Stated problem
Copy all lines below exactly as written. Leave pictures out.

Supplied data
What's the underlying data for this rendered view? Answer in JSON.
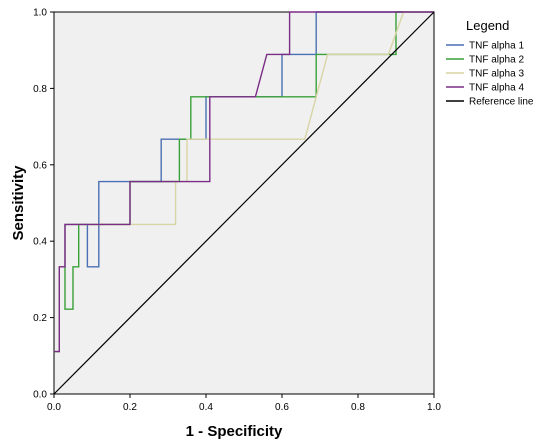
{
  "chart_data": {
    "type": "line",
    "title": "",
    "xlabel": "1 - Specificity",
    "ylabel": "Sensitivity",
    "xlim": [
      0,
      1
    ],
    "ylim": [
      0,
      1
    ],
    "xticks": [
      "0.0",
      "0.2",
      "0.4",
      "0.6",
      "0.8",
      "1.0"
    ],
    "yticks": [
      "0.0",
      "0.2",
      "0.4",
      "0.6",
      "0.8",
      "1.0"
    ],
    "grid": false,
    "background": "#f0f0f0",
    "legend": {
      "title": "Legend",
      "placement": "right"
    },
    "series": [
      {
        "name": "TNF alpha 1",
        "color": "#4b6fb5",
        "points": [
          [
            0,
            0.111
          ],
          [
            0.014,
            0.111
          ],
          [
            0.014,
            0.333
          ],
          [
            0.029,
            0.333
          ],
          [
            0.029,
            0.444
          ],
          [
            0.088,
            0.444
          ],
          [
            0.088,
            0.333
          ],
          [
            0.118,
            0.333
          ],
          [
            0.118,
            0.444
          ],
          [
            0.118,
            0.556
          ],
          [
            0.2,
            0.556
          ],
          [
            0.2,
            0.556
          ],
          [
            0.282,
            0.556
          ],
          [
            0.282,
            0.667
          ],
          [
            0.4,
            0.667
          ],
          [
            0.4,
            0.778
          ],
          [
            0.6,
            0.778
          ],
          [
            0.6,
            0.889
          ],
          [
            0.69,
            0.889
          ],
          [
            0.69,
            1
          ],
          [
            1,
            1
          ]
        ]
      },
      {
        "name": "TNF alpha 2",
        "color": "#3aa13a",
        "points": [
          [
            0,
            0.111
          ],
          [
            0.014,
            0.111
          ],
          [
            0.014,
            0.333
          ],
          [
            0.029,
            0.333
          ],
          [
            0.029,
            0.222
          ],
          [
            0.05,
            0.222
          ],
          [
            0.05,
            0.333
          ],
          [
            0.065,
            0.333
          ],
          [
            0.065,
            0.444
          ],
          [
            0.2,
            0.444
          ],
          [
            0.2,
            0.556
          ],
          [
            0.33,
            0.556
          ],
          [
            0.33,
            0.667
          ],
          [
            0.36,
            0.667
          ],
          [
            0.36,
            0.778
          ],
          [
            0.69,
            0.778
          ],
          [
            0.69,
            0.889
          ],
          [
            0.9,
            0.889
          ],
          [
            0.9,
            1
          ],
          [
            1,
            1
          ]
        ]
      },
      {
        "name": "TNF alpha 3",
        "color": "#d9d4a6",
        "points": [
          [
            0,
            0.111
          ],
          [
            0.014,
            0.111
          ],
          [
            0.014,
            0.333
          ],
          [
            0.029,
            0.333
          ],
          [
            0.029,
            0.444
          ],
          [
            0.2,
            0.444
          ],
          [
            0.32,
            0.444
          ],
          [
            0.32,
            0.556
          ],
          [
            0.35,
            0.556
          ],
          [
            0.35,
            0.667
          ],
          [
            0.42,
            0.667
          ],
          [
            0.42,
            0.667
          ],
          [
            0.66,
            0.667
          ],
          [
            0.72,
            0.889
          ],
          [
            0.88,
            0.889
          ],
          [
            0.92,
            1
          ],
          [
            1,
            1
          ]
        ]
      },
      {
        "name": "TNF alpha 4",
        "color": "#7b2d86",
        "points": [
          [
            0,
            0.111
          ],
          [
            0.014,
            0.111
          ],
          [
            0.014,
            0.333
          ],
          [
            0.029,
            0.333
          ],
          [
            0.029,
            0.444
          ],
          [
            0.2,
            0.444
          ],
          [
            0.2,
            0.556
          ],
          [
            0.41,
            0.556
          ],
          [
            0.41,
            0.778
          ],
          [
            0.53,
            0.778
          ],
          [
            0.56,
            0.889
          ],
          [
            0.62,
            0.889
          ],
          [
            0.62,
            1
          ],
          [
            1,
            1
          ]
        ]
      },
      {
        "name": "Reference line",
        "color": "#000000",
        "points": [
          [
            0,
            0
          ],
          [
            1,
            1
          ]
        ]
      }
    ]
  }
}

Output
What's the underlying data for this rendered view? Answer in JSON.
{
  "chart_data": {
    "type": "line",
    "title": "",
    "xlabel": "1 - Specificity",
    "ylabel": "Sensitivity",
    "xlim": [
      0,
      1
    ],
    "ylim": [
      0,
      1
    ],
    "xticks": [
      "0.0",
      "0.2",
      "0.4",
      "0.6",
      "0.8",
      "1.0"
    ],
    "yticks": [
      "0.0",
      "0.2",
      "0.4",
      "0.6",
      "0.8",
      "1.0"
    ],
    "grid": false,
    "background": "#f0f0f0",
    "legend": {
      "title": "Legend",
      "placement": "right"
    },
    "series": [
      {
        "name": "TNF alpha 1",
        "color": "#4b6fb5",
        "points": [
          [
            0,
            0.111
          ],
          [
            0.014,
            0.111
          ],
          [
            0.014,
            0.333
          ],
          [
            0.029,
            0.333
          ],
          [
            0.029,
            0.444
          ],
          [
            0.088,
            0.444
          ],
          [
            0.088,
            0.333
          ],
          [
            0.118,
            0.333
          ],
          [
            0.118,
            0.444
          ],
          [
            0.118,
            0.556
          ],
          [
            0.2,
            0.556
          ],
          [
            0.2,
            0.556
          ],
          [
            0.282,
            0.556
          ],
          [
            0.282,
            0.667
          ],
          [
            0.4,
            0.667
          ],
          [
            0.4,
            0.778
          ],
          [
            0.6,
            0.778
          ],
          [
            0.6,
            0.889
          ],
          [
            0.69,
            0.889
          ],
          [
            0.69,
            1
          ],
          [
            1,
            1
          ]
        ]
      },
      {
        "name": "TNF alpha 2",
        "color": "#3aa13a",
        "points": [
          [
            0,
            0.111
          ],
          [
            0.014,
            0.111
          ],
          [
            0.014,
            0.333
          ],
          [
            0.029,
            0.333
          ],
          [
            0.029,
            0.222
          ],
          [
            0.05,
            0.222
          ],
          [
            0.05,
            0.333
          ],
          [
            0.065,
            0.333
          ],
          [
            0.065,
            0.444
          ],
          [
            0.2,
            0.444
          ],
          [
            0.2,
            0.556
          ],
          [
            0.33,
            0.556
          ],
          [
            0.33,
            0.667
          ],
          [
            0.36,
            0.667
          ],
          [
            0.36,
            0.778
          ],
          [
            0.69,
            0.778
          ],
          [
            0.69,
            0.889
          ],
          [
            0.9,
            0.889
          ],
          [
            0.9,
            1
          ],
          [
            1,
            1
          ]
        ]
      },
      {
        "name": "TNF alpha 3",
        "color": "#d9d4a6",
        "points": [
          [
            0,
            0.111
          ],
          [
            0.014,
            0.111
          ],
          [
            0.014,
            0.333
          ],
          [
            0.029,
            0.333
          ],
          [
            0.029,
            0.444
          ],
          [
            0.2,
            0.444
          ],
          [
            0.32,
            0.444
          ],
          [
            0.32,
            0.556
          ],
          [
            0.35,
            0.556
          ],
          [
            0.35,
            0.667
          ],
          [
            0.42,
            0.667
          ],
          [
            0.42,
            0.667
          ],
          [
            0.66,
            0.667
          ],
          [
            0.72,
            0.889
          ],
          [
            0.88,
            0.889
          ],
          [
            0.92,
            1
          ],
          [
            1,
            1
          ]
        ]
      },
      {
        "name": "TNF alpha 4",
        "color": "#7b2d86",
        "points": [
          [
            0,
            0.111
          ],
          [
            0.014,
            0.111
          ],
          [
            0.014,
            0.333
          ],
          [
            0.029,
            0.333
          ],
          [
            0.029,
            0.444
          ],
          [
            0.2,
            0.444
          ],
          [
            0.2,
            0.556
          ],
          [
            0.41,
            0.556
          ],
          [
            0.41,
            0.778
          ],
          [
            0.53,
            0.778
          ],
          [
            0.56,
            0.889
          ],
          [
            0.62,
            0.889
          ],
          [
            0.62,
            1
          ],
          [
            1,
            1
          ]
        ]
      },
      {
        "name": "Reference line",
        "color": "#000000",
        "points": [
          [
            0,
            0
          ],
          [
            1,
            1
          ]
        ]
      }
    ]
  }
}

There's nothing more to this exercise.